___ EXTRACTED MATERIAL
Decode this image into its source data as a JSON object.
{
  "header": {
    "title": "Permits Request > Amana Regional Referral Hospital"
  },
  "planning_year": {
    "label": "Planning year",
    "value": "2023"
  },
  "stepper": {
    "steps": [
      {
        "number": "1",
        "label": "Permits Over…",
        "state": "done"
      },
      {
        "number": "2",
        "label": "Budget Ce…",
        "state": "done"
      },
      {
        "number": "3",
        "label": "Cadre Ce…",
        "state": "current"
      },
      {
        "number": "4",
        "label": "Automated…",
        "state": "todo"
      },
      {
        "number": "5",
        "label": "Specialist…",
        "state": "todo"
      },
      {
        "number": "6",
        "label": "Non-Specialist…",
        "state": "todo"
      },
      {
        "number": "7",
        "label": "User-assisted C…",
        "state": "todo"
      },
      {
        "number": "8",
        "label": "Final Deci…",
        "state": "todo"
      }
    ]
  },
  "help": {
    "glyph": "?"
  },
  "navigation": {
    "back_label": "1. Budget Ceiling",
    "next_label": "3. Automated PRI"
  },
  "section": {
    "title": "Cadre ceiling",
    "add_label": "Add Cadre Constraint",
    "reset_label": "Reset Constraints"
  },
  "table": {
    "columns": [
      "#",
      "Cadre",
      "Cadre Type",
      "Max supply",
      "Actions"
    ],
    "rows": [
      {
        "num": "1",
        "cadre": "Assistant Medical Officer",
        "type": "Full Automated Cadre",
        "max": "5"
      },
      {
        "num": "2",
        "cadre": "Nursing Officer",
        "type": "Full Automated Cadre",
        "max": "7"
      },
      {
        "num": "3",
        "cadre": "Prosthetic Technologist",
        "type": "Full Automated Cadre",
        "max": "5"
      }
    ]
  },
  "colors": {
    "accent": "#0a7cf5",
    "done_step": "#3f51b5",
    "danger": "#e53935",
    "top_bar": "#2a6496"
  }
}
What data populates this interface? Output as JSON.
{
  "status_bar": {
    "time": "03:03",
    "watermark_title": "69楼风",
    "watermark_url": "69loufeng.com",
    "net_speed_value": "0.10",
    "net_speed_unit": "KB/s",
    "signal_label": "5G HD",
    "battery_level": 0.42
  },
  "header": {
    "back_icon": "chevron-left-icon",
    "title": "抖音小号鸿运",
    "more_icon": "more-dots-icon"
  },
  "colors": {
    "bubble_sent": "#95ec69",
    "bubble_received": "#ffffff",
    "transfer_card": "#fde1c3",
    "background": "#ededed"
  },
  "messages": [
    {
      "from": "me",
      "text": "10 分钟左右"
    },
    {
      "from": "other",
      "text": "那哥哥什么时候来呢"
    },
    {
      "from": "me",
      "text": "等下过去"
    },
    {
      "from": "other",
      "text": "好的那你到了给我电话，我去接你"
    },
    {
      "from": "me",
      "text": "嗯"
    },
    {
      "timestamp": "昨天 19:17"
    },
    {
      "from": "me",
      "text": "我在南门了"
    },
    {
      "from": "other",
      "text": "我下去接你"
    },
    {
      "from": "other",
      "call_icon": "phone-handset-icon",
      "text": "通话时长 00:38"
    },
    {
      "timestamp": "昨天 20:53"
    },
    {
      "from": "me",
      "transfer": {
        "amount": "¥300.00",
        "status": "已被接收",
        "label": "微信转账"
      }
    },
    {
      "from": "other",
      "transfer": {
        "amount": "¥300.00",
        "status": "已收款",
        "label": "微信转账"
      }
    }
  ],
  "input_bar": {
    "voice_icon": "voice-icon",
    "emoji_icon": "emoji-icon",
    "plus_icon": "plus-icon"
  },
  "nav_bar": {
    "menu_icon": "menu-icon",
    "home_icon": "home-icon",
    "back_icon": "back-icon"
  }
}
______
STATED EXERCISE
Your task is to output exactly the lines running from the one with "What data populates" through the final line of the material above, with both ends included.

ANSWER TO THIS TASK
What data populates this interface? Output as JSON.
{
  "status_bar": {
    "time": "03:03",
    "watermark_title": "69楼风",
    "watermark_url": "69loufeng.com",
    "net_speed_value": "0.10",
    "net_speed_unit": "KB/s",
    "signal_label": "5G HD",
    "battery_level": 0.42
  },
  "header": {
    "back_icon": "chevron-left-icon",
    "title": "抖音小号鸿运",
    "more_icon": "more-dots-icon"
  },
  "colors": {
    "bubble_sent": "#95ec69",
    "bubble_received": "#ffffff",
    "transfer_card": "#fde1c3",
    "background": "#ededed"
  },
  "messages": [
    {
      "from": "me",
      "text": "10 分钟左右"
    },
    {
      "from": "other",
      "text": "那哥哥什么时候来呢"
    },
    {
      "from": "me",
      "text": "等下过去"
    },
    {
      "from": "other",
      "text": "好的那你到了给我电话，我去接你"
    },
    {
      "from": "me",
      "text": "嗯"
    },
    {
      "timestamp": "昨天 19:17"
    },
    {
      "from": "me",
      "text": "我在南门了"
    },
    {
      "from": "other",
      "text": "我下去接你"
    },
    {
      "from": "other",
      "call_icon": "phone-handset-icon",
      "text": "通话时长 00:38"
    },
    {
      "timestamp": "昨天 20:53"
    },
    {
      "from": "me",
      "transfer": {
        "amount": "¥300.00",
        "status": "已被接收",
        "label": "微信转账"
      }
    },
    {
      "from": "other",
      "transfer": {
        "amount": "¥300.00",
        "status": "已收款",
        "label": "微信转账"
      }
    }
  ],
  "input_bar": {
    "voice_icon": "voice-icon",
    "emoji_icon": "emoji-icon",
    "plus_icon": "plus-icon"
  },
  "nav_bar": {
    "menu_icon": "menu-icon",
    "home_icon": "home-icon",
    "back_icon": "back-icon"
  }
}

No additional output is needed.